→ **GOAL**: Of the lines in these entries, how many contain the string "this"? Give the number and nothing else.

=== SUPPLIED ENTRIES ===

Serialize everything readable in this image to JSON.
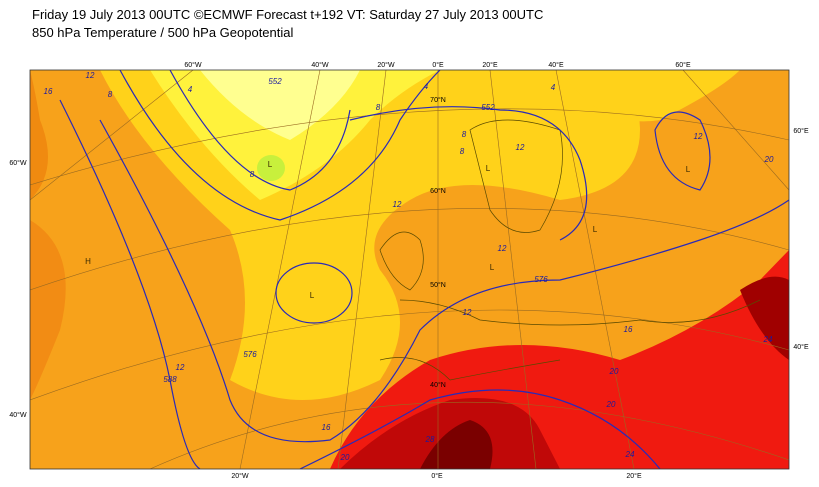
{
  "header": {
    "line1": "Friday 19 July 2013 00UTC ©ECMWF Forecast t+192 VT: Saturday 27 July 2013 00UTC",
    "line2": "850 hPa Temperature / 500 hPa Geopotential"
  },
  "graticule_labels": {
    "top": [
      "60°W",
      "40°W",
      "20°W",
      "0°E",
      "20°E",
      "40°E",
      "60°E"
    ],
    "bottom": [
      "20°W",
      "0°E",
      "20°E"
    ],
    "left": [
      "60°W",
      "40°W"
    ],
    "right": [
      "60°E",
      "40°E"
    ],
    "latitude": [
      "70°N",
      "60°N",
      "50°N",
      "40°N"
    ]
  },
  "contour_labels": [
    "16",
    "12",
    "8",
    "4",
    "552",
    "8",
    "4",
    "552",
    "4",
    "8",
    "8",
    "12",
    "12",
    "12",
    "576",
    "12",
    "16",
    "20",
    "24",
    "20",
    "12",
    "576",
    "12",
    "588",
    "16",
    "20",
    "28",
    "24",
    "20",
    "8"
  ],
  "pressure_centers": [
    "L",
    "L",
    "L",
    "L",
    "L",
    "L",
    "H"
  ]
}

===
=== SUPPLIED ENTRIES ===

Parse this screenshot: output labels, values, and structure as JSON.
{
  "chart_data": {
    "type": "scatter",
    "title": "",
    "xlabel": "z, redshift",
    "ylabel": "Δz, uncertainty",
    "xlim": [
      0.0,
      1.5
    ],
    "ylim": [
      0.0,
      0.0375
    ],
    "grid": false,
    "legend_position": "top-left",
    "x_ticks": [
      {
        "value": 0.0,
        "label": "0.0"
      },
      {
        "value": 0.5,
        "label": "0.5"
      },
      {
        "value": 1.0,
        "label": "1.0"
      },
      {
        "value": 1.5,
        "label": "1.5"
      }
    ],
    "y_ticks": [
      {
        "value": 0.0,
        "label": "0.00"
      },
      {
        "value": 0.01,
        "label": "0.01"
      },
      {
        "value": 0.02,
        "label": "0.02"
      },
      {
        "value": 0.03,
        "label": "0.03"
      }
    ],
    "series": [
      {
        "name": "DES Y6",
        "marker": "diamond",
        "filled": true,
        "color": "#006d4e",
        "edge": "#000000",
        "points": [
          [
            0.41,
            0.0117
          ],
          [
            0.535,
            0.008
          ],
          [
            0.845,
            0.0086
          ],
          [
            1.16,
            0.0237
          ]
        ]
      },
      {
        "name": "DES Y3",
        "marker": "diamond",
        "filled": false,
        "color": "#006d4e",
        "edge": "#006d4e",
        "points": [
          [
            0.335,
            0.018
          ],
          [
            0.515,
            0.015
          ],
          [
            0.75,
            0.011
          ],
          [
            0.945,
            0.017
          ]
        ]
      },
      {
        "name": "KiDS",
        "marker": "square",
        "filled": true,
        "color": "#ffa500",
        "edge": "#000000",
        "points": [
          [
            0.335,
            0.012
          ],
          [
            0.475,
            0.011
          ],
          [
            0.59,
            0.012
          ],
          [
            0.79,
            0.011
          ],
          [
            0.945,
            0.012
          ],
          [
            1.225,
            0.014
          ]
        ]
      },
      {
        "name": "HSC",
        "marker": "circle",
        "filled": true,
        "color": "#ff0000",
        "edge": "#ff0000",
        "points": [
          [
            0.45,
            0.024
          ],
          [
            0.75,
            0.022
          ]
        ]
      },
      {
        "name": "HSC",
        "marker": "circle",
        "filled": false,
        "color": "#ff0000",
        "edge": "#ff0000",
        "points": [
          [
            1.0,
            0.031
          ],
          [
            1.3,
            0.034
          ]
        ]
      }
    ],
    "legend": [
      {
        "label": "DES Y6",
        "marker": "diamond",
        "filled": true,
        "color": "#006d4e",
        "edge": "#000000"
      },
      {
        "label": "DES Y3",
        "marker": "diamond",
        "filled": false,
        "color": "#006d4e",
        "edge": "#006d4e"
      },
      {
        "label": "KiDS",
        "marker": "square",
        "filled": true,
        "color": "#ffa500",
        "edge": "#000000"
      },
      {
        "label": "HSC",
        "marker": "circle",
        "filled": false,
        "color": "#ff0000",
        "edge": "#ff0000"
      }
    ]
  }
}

===

→ **SOLVED PROBLEM**: 2